> [INSTRUCTION]:
Write each line out again exactly as written.
##############################
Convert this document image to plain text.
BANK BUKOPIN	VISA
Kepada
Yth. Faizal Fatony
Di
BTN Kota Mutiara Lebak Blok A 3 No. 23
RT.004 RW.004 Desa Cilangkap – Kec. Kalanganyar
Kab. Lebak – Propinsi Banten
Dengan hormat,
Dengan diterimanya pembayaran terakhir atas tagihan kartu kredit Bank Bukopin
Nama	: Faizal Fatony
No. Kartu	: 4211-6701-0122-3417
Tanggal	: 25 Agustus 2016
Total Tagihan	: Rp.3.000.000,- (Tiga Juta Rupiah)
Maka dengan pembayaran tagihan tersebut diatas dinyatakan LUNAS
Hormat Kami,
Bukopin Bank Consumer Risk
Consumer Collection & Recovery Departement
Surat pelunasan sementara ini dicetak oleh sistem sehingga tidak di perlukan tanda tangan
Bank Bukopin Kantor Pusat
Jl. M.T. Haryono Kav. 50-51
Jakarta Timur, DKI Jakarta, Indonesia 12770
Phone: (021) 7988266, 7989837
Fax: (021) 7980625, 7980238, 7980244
##############################
> [RESULT OF THIS EXERCISE]:
Convert this document image to plain text.
BANK BUKOPIN	VISA
Kepada
Yth. Faizal Fatony
Di
BTN Kota Mutiara Lebak Blok A 3 No. 23
RT.004 RW.004 Desa Cilangkap – Kec. Kalanganyar
Kab. Lebak – Propinsi Banten
Dengan hormat,
Dengan diterimanya pembayaran terakhir atas tagihan kartu kredit Bank Bukopin
Nama	: Faizal Fatony
No. Kartu	: 4211-6701-0122-3417
Tanggal	: 25 Agustus 2016
Total Tagihan	: Rp.3.000.000,- (Tiga Juta Rupiah)
Maka dengan pembayaran tagihan tersebut diatas dinyatakan LUNAS
Hormat Kami,
Bukopin Bank Consumer Risk
Consumer Collection & Recovery Departement
Surat pelunasan sementara ini dicetak oleh sistem sehingga tidak di perlukan tanda tangan
Bank Bukopin Kantor Pusat
Jl. M.T. Haryono Kav. 50-51
Jakarta Timur, DKI Jakarta, Indonesia 12770
Phone: (021) 7988266, 7989837
Fax: (021) 7980625, 7980238, 7980244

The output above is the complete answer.